begin Rows

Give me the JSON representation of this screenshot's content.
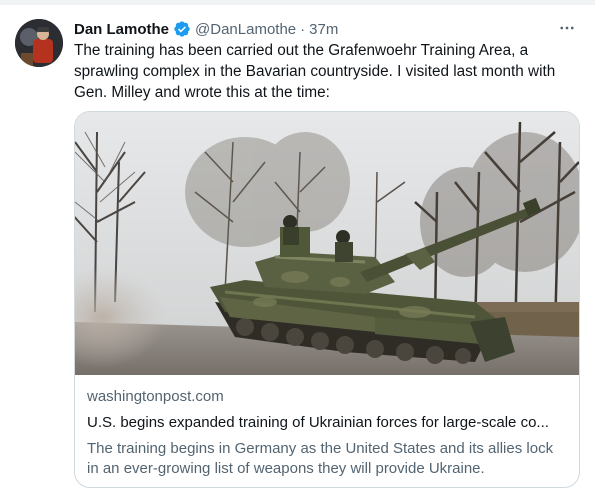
{
  "tweet": {
    "author_name": "Dan Lamothe",
    "handle": "@DanLamothe",
    "separator": "·",
    "time": "37m",
    "text": "The training has been carried out the Grafenwoehr Training Area, a sprawling complex in the Bavarian countryside. I visited last month with Gen. Milley and wrote this at the time:",
    "verified_color": "#1d9bf0",
    "more_icon": "more-horizontal-icon"
  },
  "card": {
    "domain": "washingtonpost.com",
    "title": "U.S. begins expanded training of Ukrainian forces for large-scale co...",
    "description": "The training begins in Germany as the United States and its allies lock in an ever-growing list of weapons they will provide Ukraine."
  }
}
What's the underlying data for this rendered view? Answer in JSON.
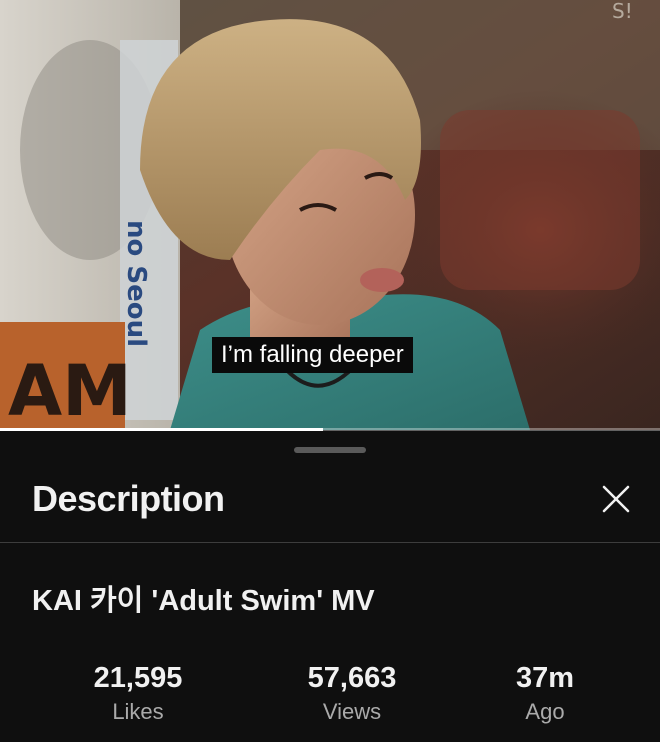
{
  "video": {
    "subtitle": "I’m falling deeper",
    "progress_fraction": 0.49
  },
  "sheet": {
    "title": "Description",
    "close_icon": "close-icon"
  },
  "description": {
    "video_title": "KAI 카이 'Adult Swim' MV"
  },
  "stats": {
    "likes": {
      "value": "21,595",
      "label": "Likes"
    },
    "views": {
      "value": "57,663",
      "label": "Views"
    },
    "age": {
      "value": "37m",
      "label": "Ago"
    }
  },
  "colors": {
    "background": "#0f0f0f",
    "text_primary": "#f1f1f1",
    "text_secondary": "#aaaaaa",
    "divider": "#3d3d3d",
    "subtitle_box": "#0a0a0a"
  }
}
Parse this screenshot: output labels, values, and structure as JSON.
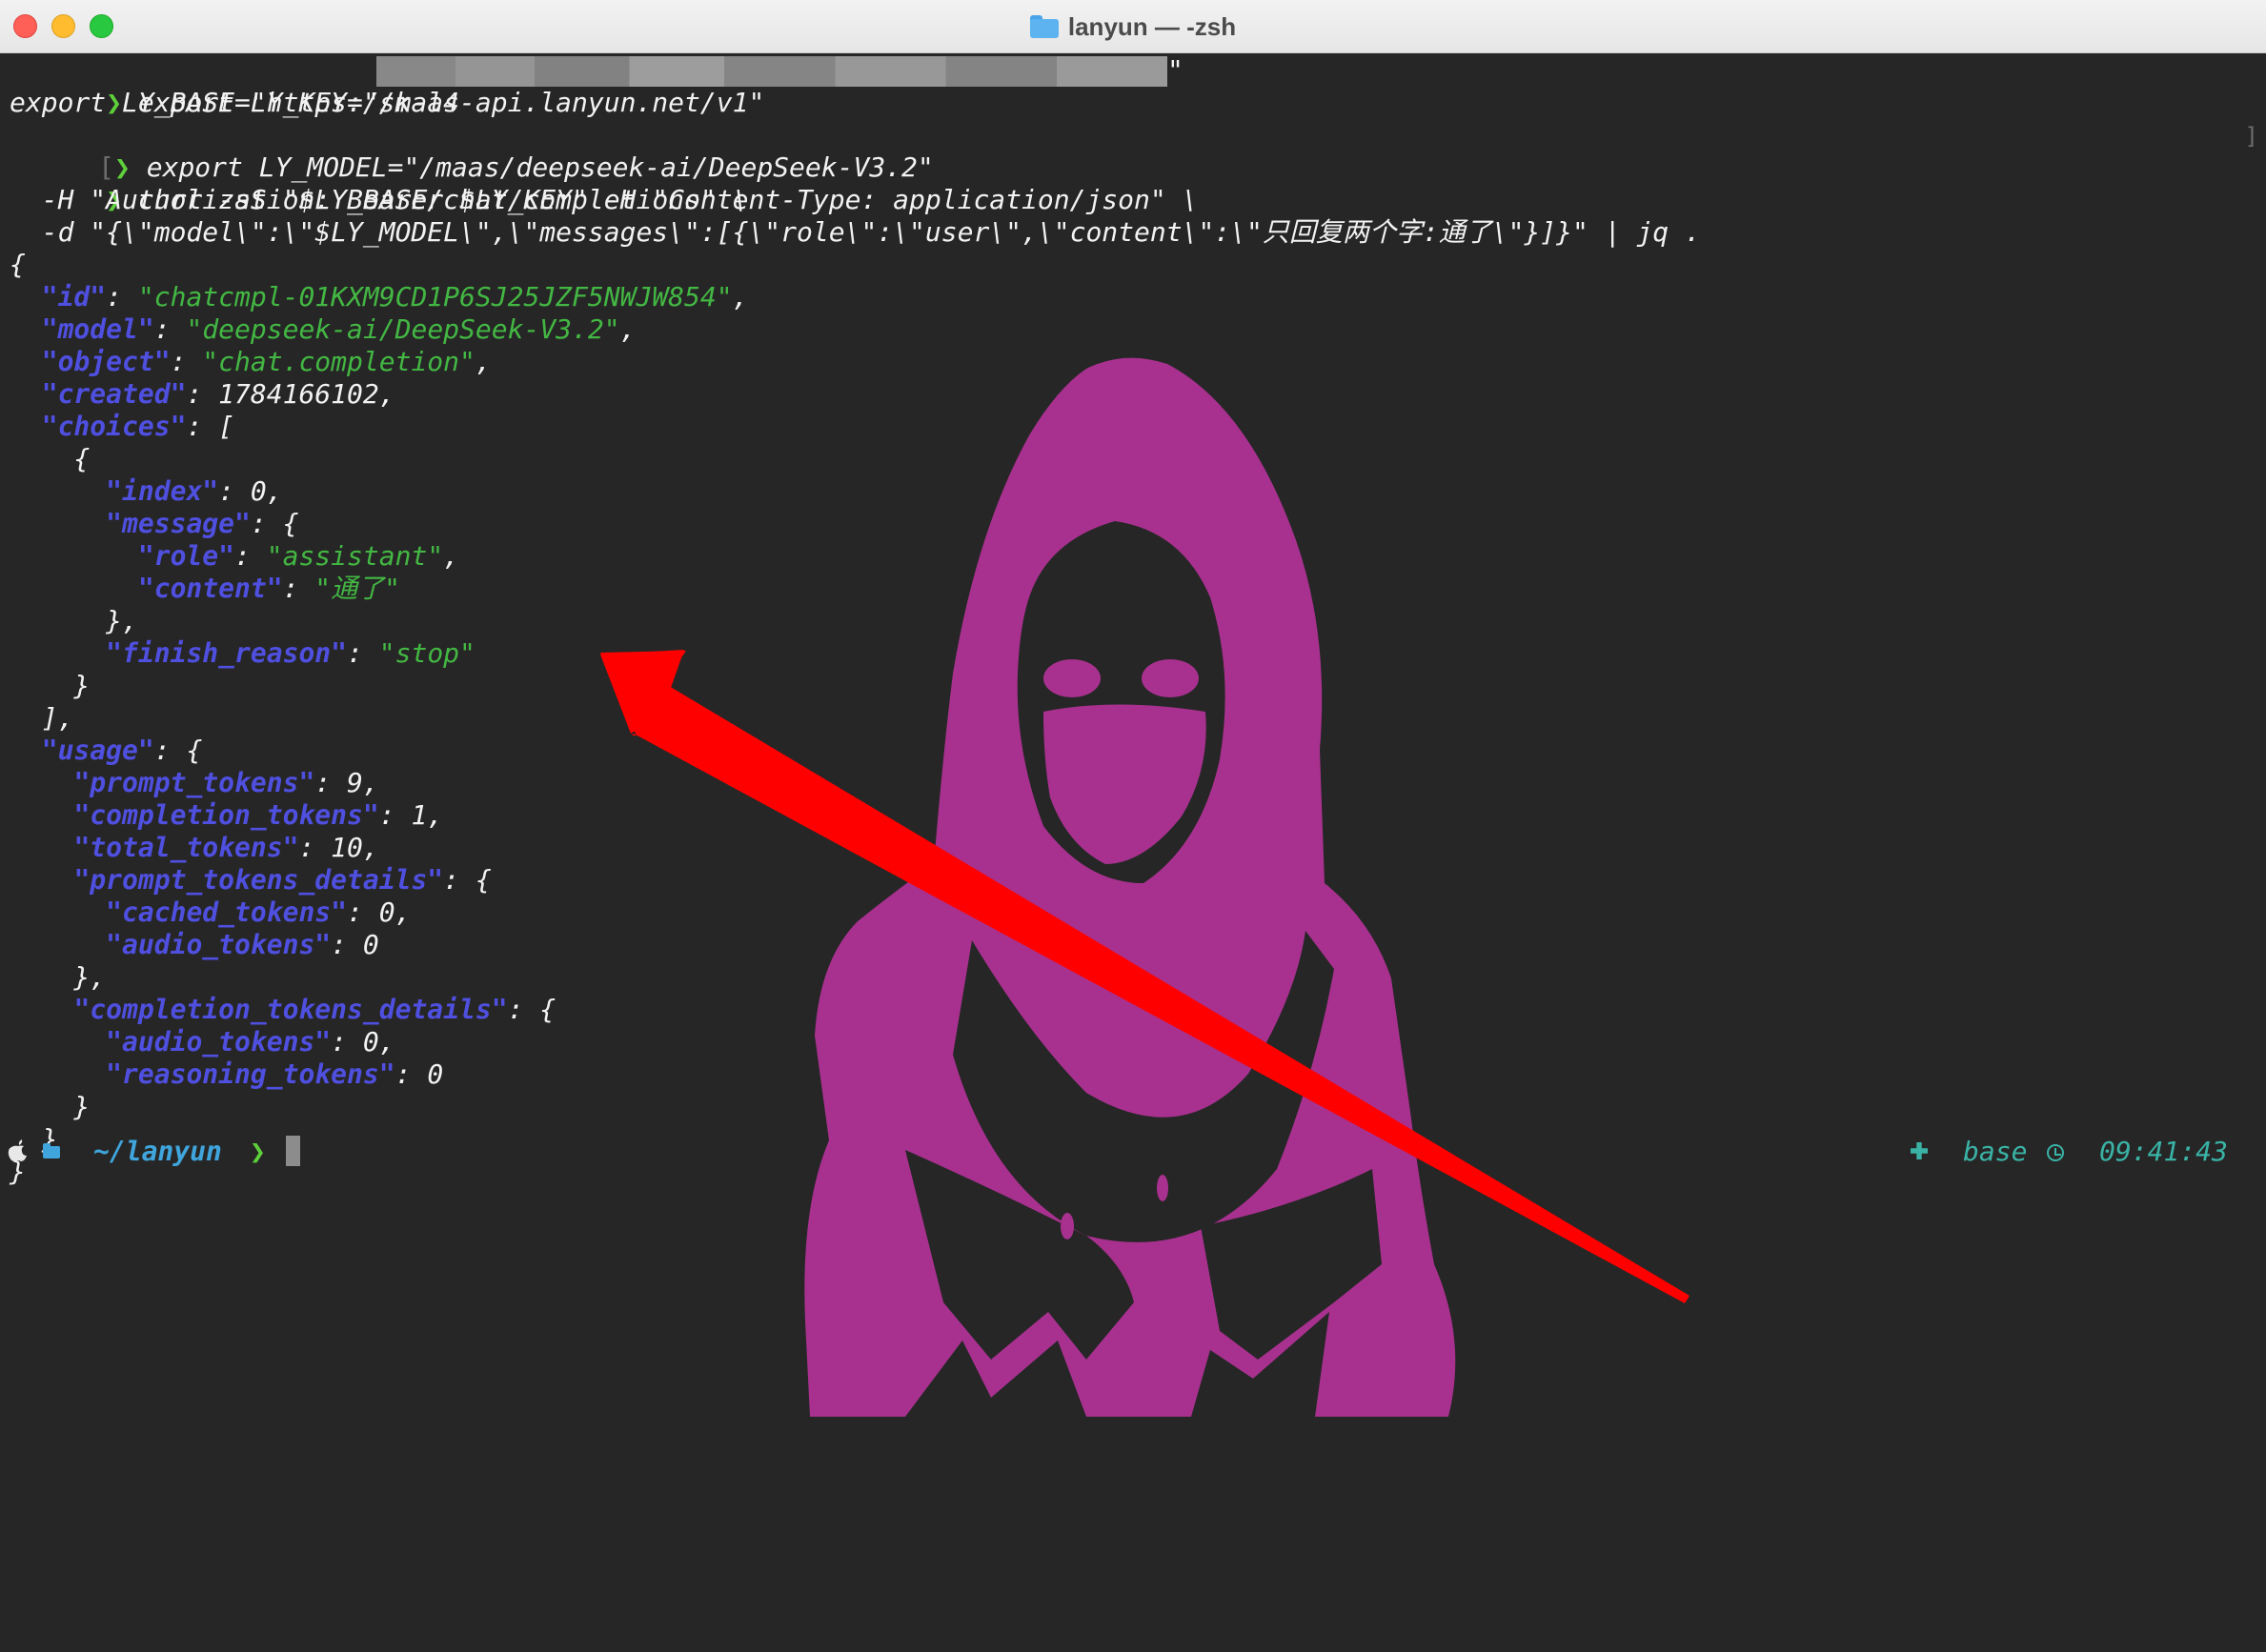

end Rows

- **Work to be completed**
Your task is to return the entries above exactly, with no pictures.

- **Task answer**
Give me the JSON representation of this screenshot's content.
{
  "tweet": {
    "author_name": "Dan Lamothe",
    "handle": "@DanLamothe",
    "separator": "·",
    "time": "37m",
    "text": "The training has been carried out the Grafenwoehr Training Area, a sprawling complex in the Bavarian countryside. I visited last month with Gen. Milley and wrote this at the time:",
    "verified_color": "#1d9bf0",
    "more_icon": "more-horizontal-icon"
  },
  "card": {
    "domain": "washingtonpost.com",
    "title": "U.S. begins expanded training of Ukrainian forces for large-scale co...",
    "description": "The training begins in Germany as the United States and its allies lock in an ever-growing list of weapons they will provide Ukraine."
  }
}
What's the underlying data for this rendered view? Answer in JSON.
{
  "video": {
    "subtitle": "I’m falling deeper",
    "progress_fraction": 0.49
  },
  "sheet": {
    "title": "Description",
    "close_icon": "close-icon"
  },
  "description": {
    "video_title": "KAI 카이 'Adult Swim' MV"
  },
  "stats": {
    "likes": {
      "value": "21,595",
      "label": "Likes"
    },
    "views": {
      "value": "57,663",
      "label": "Views"
    },
    "age": {
      "value": "37m",
      "label": "Ago"
    }
  },
  "colors": {
    "background": "#0f0f0f",
    "text_primary": "#f1f1f1",
    "text_secondary": "#aaaaaa",
    "divider": "#3d3d3d",
    "subtitle_box": "#0a0a0a"
  }
}
Parse this screenshot: output labels, values, and structure as JSON.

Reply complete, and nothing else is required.